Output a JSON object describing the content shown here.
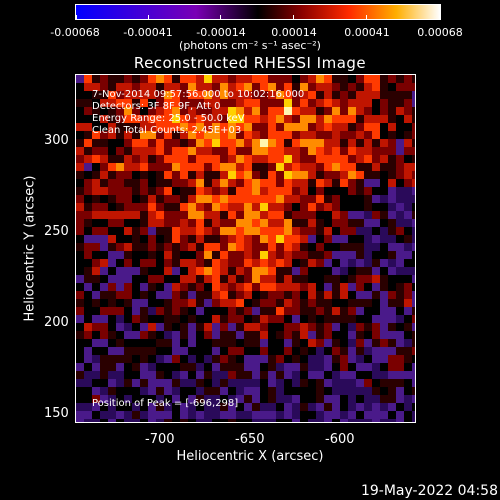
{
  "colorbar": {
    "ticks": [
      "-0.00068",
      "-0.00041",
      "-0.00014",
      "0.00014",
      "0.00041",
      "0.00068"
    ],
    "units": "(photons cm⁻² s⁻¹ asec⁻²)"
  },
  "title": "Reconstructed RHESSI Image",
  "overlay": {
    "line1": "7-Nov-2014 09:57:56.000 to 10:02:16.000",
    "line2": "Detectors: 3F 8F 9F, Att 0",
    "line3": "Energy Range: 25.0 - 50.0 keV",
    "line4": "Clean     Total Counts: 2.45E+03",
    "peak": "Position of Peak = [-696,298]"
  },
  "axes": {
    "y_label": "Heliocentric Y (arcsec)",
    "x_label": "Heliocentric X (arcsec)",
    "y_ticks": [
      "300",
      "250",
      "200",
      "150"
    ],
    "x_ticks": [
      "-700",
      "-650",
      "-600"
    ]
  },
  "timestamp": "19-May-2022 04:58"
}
******************************
Make an exact copy of every record, pictures excluded.

Output a JSON object describing the content shown here.
{
  "colorbar": {
    "ticks": [
      "-0.00068",
      "-0.00041",
      "-0.00014",
      "0.00014",
      "0.00041",
      "0.00068"
    ],
    "units": "(photons cm⁻² s⁻¹ asec⁻²)"
  },
  "title": "Reconstructed RHESSI Image",
  "overlay": {
    "line1": "7-Nov-2014 09:57:56.000 to 10:02:16.000",
    "line2": "Detectors: 3F 8F 9F, Att 0",
    "line3": "Energy Range: 25.0 - 50.0 keV",
    "line4": "Clean     Total Counts: 2.45E+03",
    "peak": "Position of Peak = [-696,298]"
  },
  "axes": {
    "y_label": "Heliocentric Y (arcsec)",
    "x_label": "Heliocentric X (arcsec)",
    "y_ticks": [
      "300",
      "250",
      "200",
      "150"
    ],
    "x_ticks": [
      "-700",
      "-650",
      "-600"
    ]
  },
  "timestamp": "19-May-2022 04:58"
}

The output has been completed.